> _WHAT YOU WILL DO_
Below are the records; copy each line in them that holds the word "date".
-=-=-=-=-
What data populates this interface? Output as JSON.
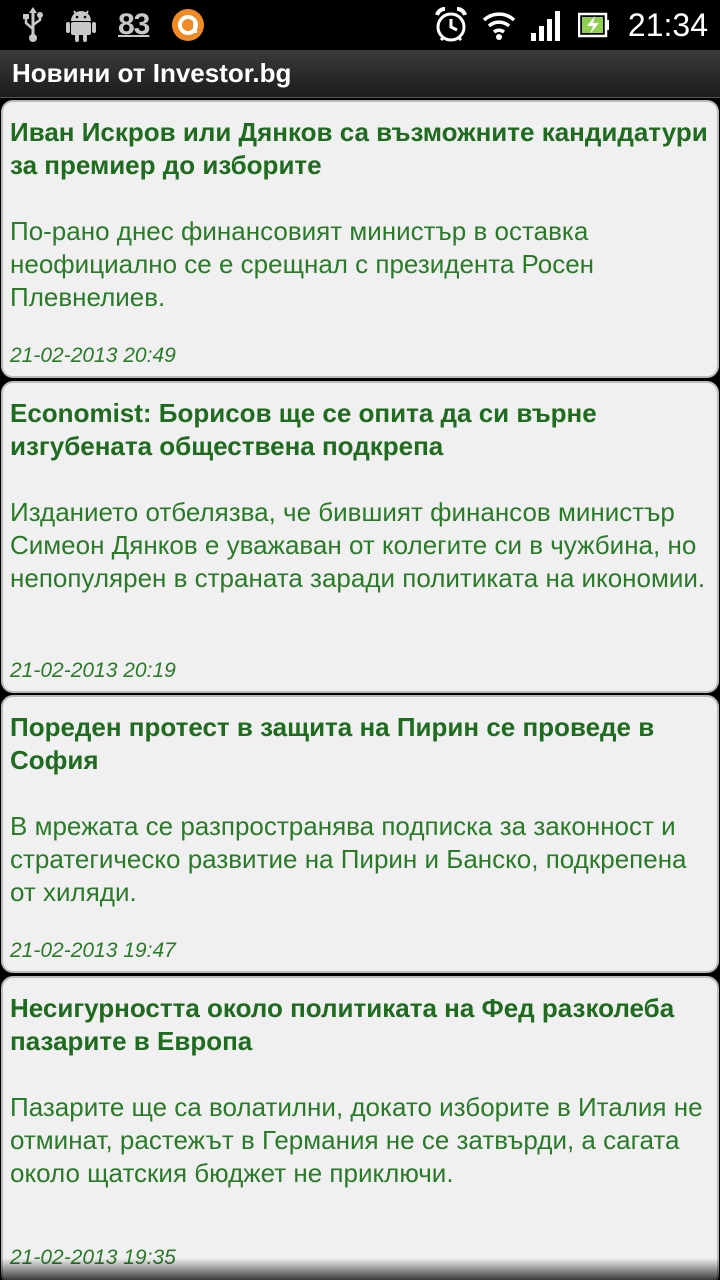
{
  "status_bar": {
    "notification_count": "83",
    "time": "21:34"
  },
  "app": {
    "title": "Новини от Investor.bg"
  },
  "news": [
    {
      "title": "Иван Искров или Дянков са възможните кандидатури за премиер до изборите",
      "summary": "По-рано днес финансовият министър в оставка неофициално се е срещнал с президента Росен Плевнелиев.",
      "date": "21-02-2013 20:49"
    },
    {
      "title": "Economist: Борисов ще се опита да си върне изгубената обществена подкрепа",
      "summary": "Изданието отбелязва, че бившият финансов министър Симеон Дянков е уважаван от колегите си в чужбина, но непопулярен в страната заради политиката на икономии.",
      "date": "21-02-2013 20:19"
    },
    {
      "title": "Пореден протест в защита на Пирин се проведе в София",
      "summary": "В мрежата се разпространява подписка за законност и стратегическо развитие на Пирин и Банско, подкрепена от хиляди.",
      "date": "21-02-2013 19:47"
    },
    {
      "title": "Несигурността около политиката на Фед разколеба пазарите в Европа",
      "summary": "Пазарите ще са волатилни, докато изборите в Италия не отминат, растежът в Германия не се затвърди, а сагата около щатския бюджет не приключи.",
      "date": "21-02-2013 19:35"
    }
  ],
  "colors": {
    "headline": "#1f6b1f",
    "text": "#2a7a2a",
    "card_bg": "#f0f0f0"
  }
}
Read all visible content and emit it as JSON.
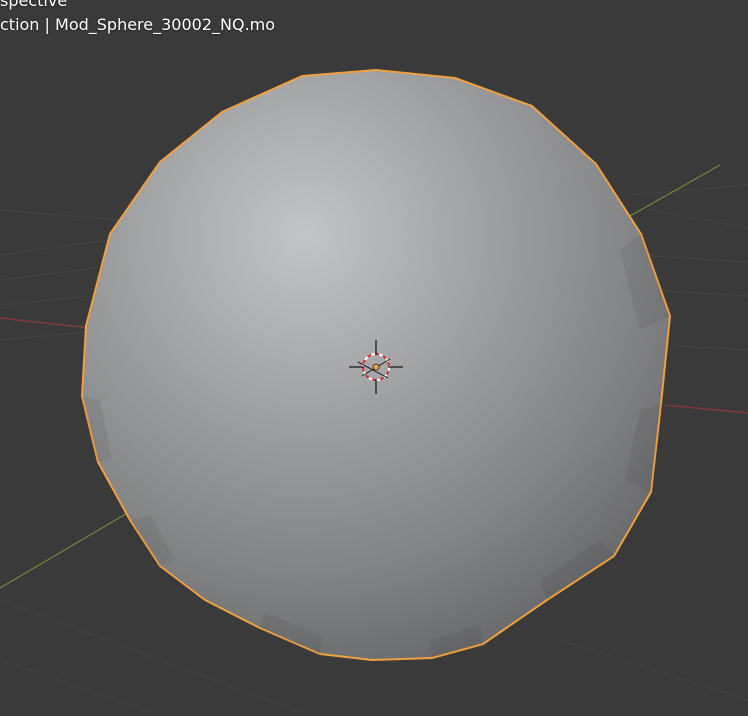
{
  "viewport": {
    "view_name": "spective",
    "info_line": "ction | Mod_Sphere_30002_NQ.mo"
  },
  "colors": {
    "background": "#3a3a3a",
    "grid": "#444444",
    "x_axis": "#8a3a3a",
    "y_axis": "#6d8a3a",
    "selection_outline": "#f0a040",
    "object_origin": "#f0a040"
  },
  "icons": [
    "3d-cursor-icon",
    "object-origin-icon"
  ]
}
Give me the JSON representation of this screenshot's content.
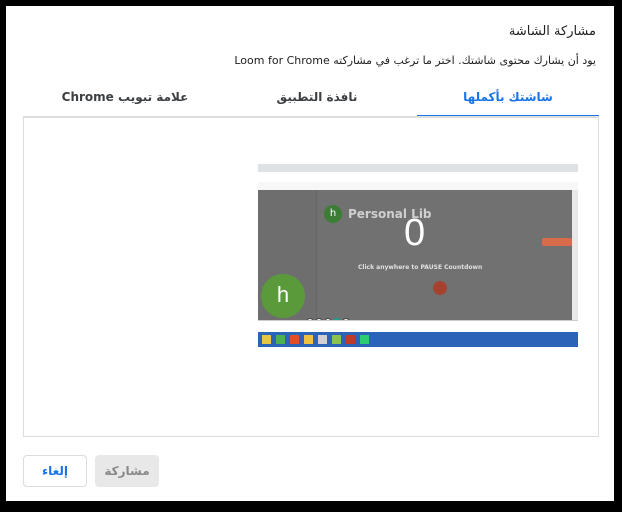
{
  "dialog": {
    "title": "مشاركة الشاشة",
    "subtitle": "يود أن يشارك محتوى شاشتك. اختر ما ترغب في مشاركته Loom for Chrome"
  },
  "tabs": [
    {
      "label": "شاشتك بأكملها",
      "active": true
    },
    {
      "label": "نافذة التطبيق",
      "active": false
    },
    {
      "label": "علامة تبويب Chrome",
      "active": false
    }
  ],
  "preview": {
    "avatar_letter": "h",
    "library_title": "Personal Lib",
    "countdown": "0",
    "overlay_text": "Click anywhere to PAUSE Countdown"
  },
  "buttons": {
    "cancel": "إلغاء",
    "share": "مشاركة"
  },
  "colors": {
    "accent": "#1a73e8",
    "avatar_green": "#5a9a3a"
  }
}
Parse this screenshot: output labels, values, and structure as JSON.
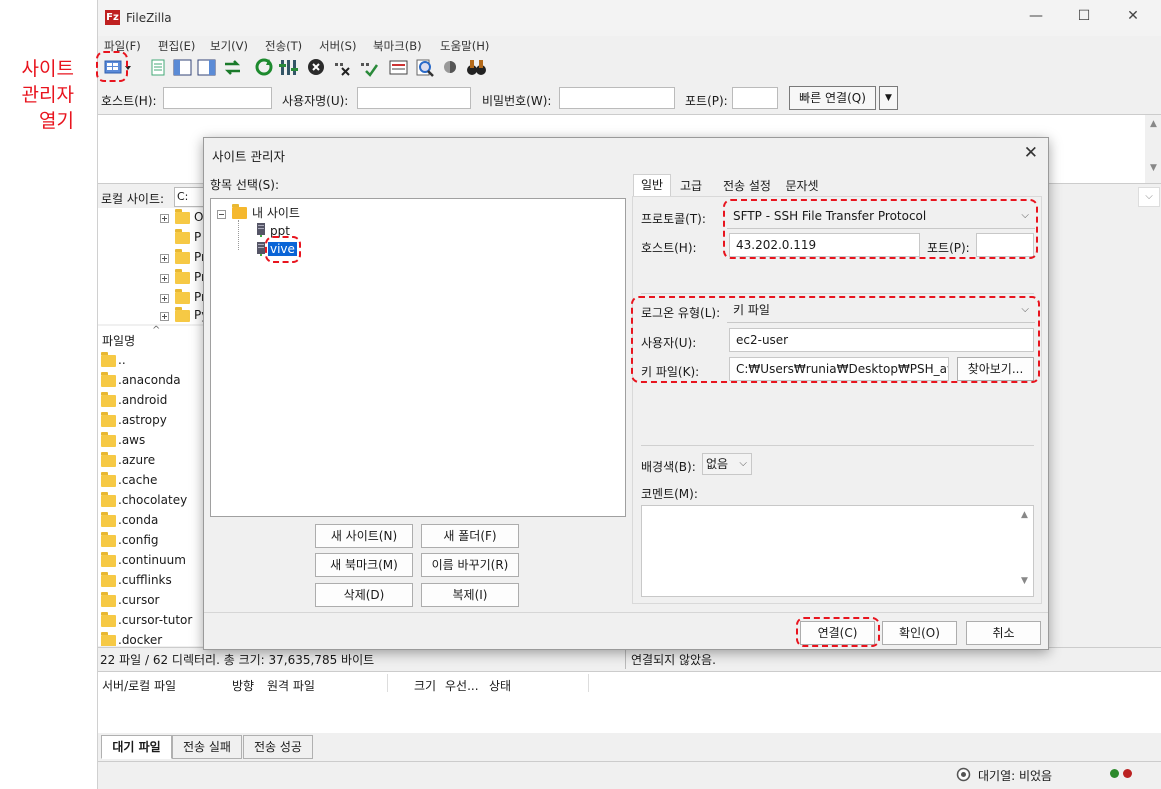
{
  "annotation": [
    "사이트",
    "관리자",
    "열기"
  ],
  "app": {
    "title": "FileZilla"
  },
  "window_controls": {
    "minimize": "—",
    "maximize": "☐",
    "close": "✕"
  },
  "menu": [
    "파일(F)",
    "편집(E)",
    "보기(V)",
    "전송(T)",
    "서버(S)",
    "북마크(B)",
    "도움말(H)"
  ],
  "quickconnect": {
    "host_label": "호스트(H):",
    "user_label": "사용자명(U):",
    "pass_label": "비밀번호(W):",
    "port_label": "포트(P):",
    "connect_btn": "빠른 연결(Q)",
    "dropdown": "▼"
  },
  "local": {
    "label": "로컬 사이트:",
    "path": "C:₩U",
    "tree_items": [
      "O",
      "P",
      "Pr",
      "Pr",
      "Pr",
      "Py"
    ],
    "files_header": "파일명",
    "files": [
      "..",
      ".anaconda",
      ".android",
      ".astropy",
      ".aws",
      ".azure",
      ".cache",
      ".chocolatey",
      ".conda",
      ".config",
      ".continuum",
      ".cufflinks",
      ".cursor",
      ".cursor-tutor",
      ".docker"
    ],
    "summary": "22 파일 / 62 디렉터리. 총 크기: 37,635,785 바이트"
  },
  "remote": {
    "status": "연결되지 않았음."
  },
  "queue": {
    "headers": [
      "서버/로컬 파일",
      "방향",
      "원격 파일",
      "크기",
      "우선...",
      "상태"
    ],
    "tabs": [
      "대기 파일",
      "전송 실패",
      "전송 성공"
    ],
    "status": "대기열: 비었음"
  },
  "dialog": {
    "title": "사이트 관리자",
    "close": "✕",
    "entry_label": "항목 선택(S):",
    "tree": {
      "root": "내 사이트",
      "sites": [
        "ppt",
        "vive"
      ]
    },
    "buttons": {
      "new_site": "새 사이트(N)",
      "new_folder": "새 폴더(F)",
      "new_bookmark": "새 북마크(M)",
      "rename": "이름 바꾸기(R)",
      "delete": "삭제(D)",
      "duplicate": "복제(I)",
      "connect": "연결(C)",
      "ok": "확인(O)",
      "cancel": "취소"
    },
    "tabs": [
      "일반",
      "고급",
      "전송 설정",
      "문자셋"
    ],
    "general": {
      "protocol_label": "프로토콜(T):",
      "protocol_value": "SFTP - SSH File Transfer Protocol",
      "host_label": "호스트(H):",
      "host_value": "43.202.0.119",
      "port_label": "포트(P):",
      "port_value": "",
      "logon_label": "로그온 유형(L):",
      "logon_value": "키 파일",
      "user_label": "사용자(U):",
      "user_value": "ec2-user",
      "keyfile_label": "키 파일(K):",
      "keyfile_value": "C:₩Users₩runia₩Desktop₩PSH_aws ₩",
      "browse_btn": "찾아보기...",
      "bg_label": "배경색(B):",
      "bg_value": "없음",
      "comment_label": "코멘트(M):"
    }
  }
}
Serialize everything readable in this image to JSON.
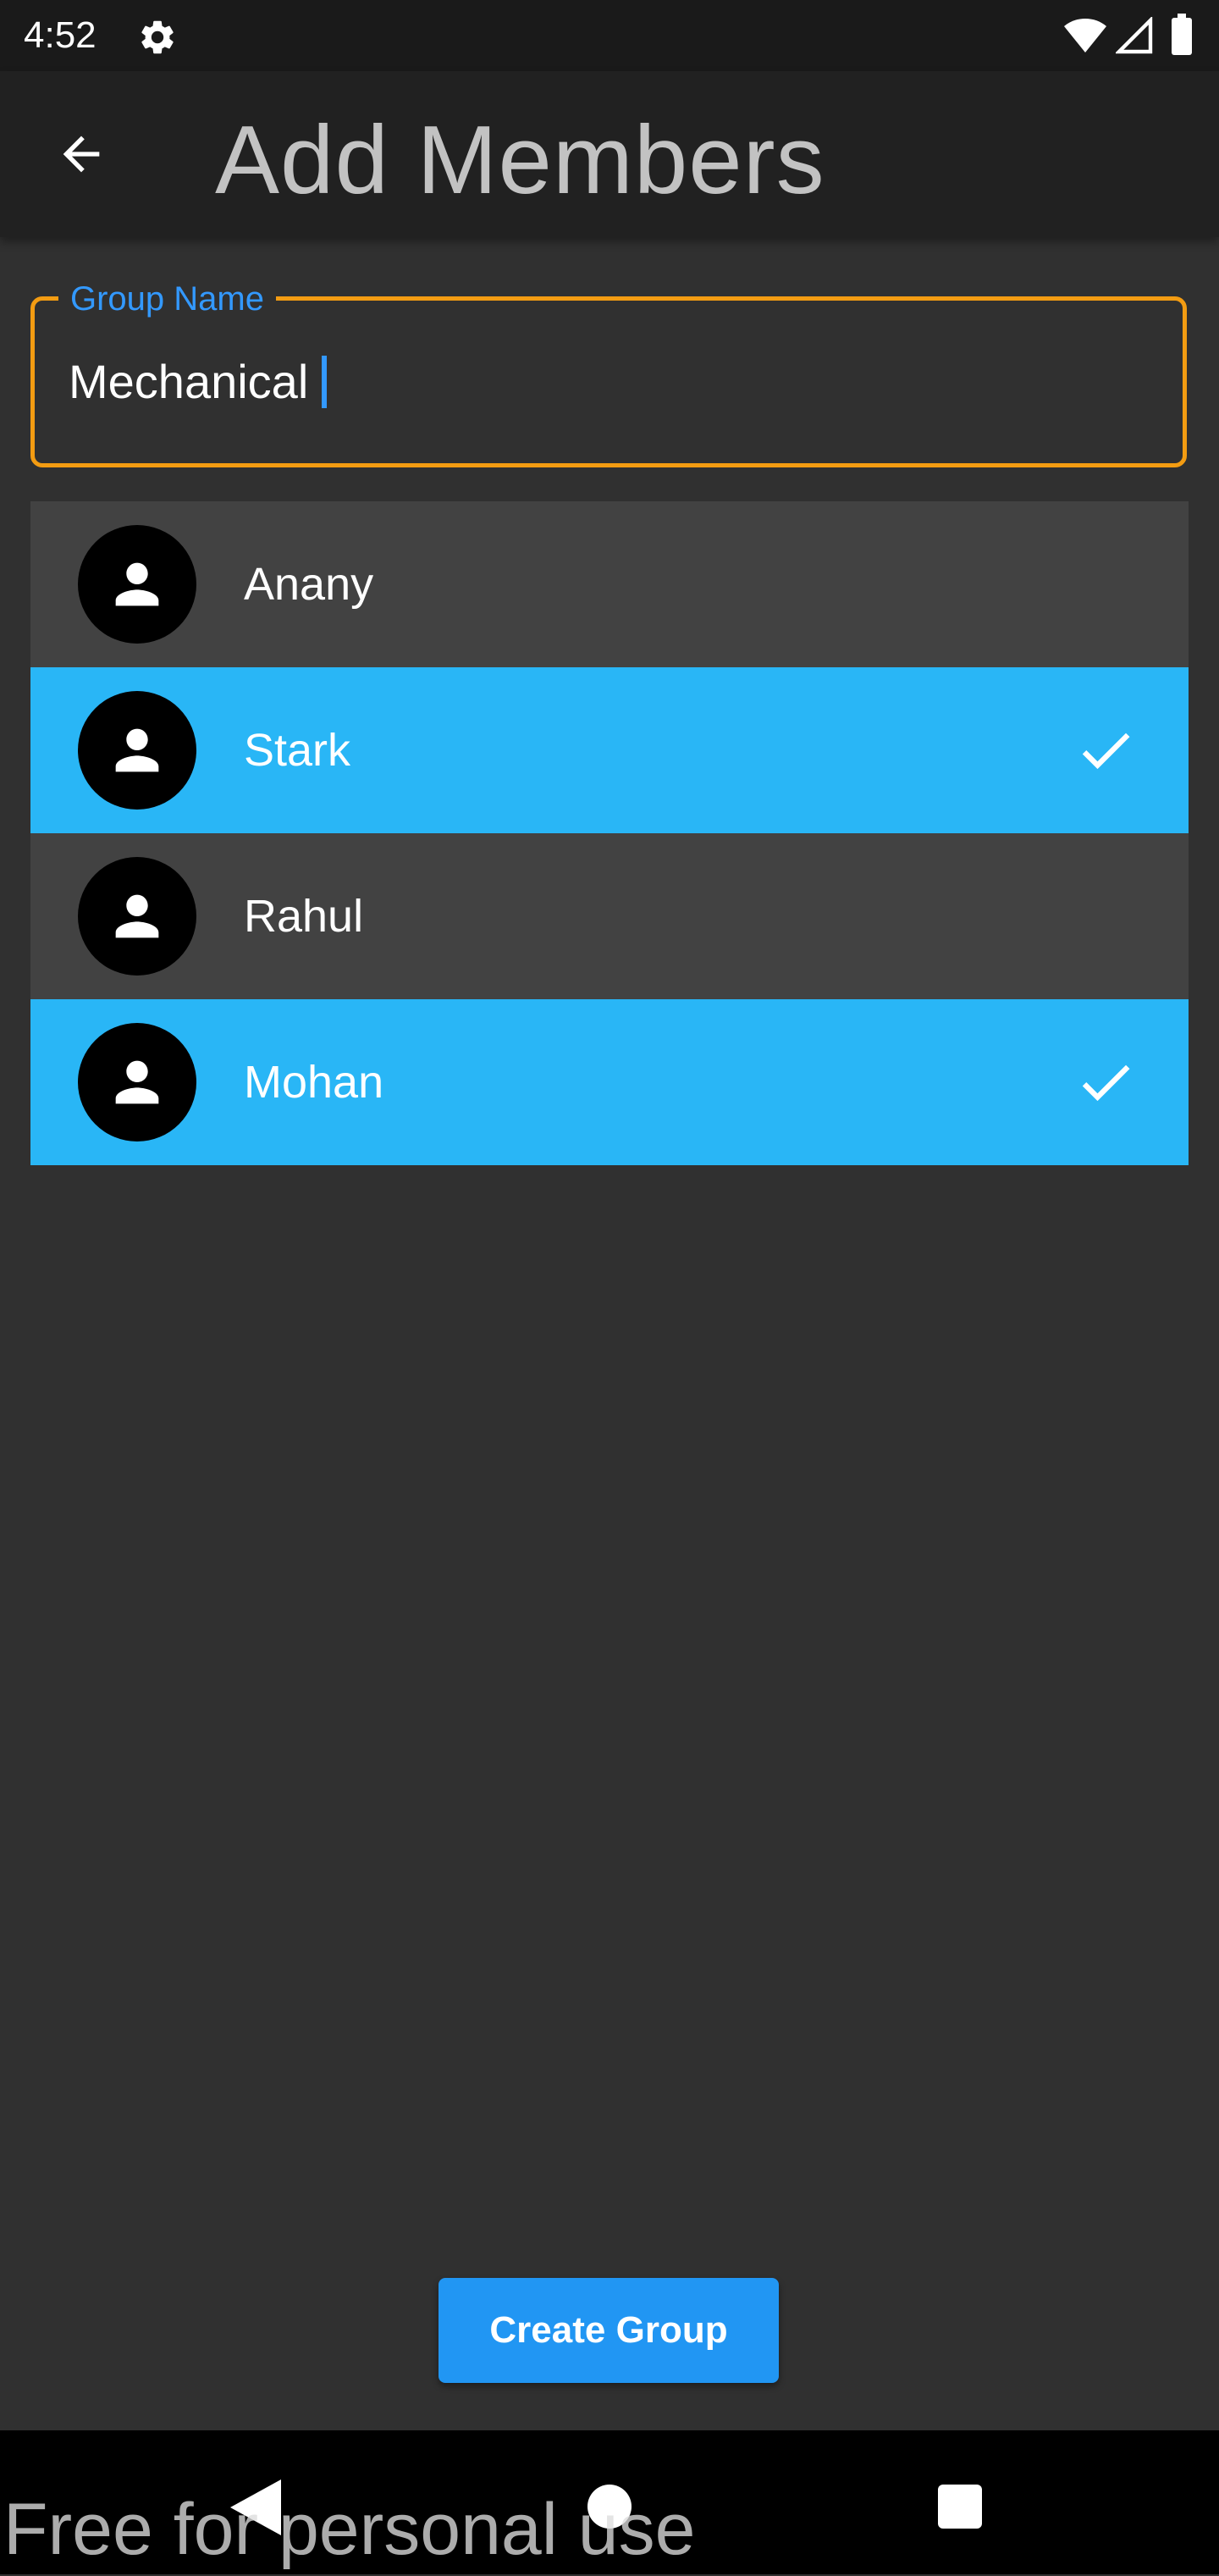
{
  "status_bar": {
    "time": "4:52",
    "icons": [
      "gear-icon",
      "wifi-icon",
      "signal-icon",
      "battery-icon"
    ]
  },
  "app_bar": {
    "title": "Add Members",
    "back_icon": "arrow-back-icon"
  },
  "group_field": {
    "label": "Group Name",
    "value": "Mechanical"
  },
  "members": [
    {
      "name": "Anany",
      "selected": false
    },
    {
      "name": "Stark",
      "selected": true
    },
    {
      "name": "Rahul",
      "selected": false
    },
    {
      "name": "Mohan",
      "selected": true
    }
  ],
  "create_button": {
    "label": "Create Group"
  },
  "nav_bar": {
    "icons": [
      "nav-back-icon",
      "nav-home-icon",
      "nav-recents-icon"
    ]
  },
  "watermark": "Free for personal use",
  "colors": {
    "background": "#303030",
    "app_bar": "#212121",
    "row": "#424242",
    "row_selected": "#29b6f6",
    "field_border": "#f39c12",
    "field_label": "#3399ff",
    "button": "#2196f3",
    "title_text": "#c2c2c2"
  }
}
-=-=-=-=-
> _WRITTEN SOLUTION_
      "date": "21-02-2013 20:49"
      "date": "21-02-2013 20:19"
      "date": "21-02-2013 19:47"
      "date": "21-02-2013 19:35"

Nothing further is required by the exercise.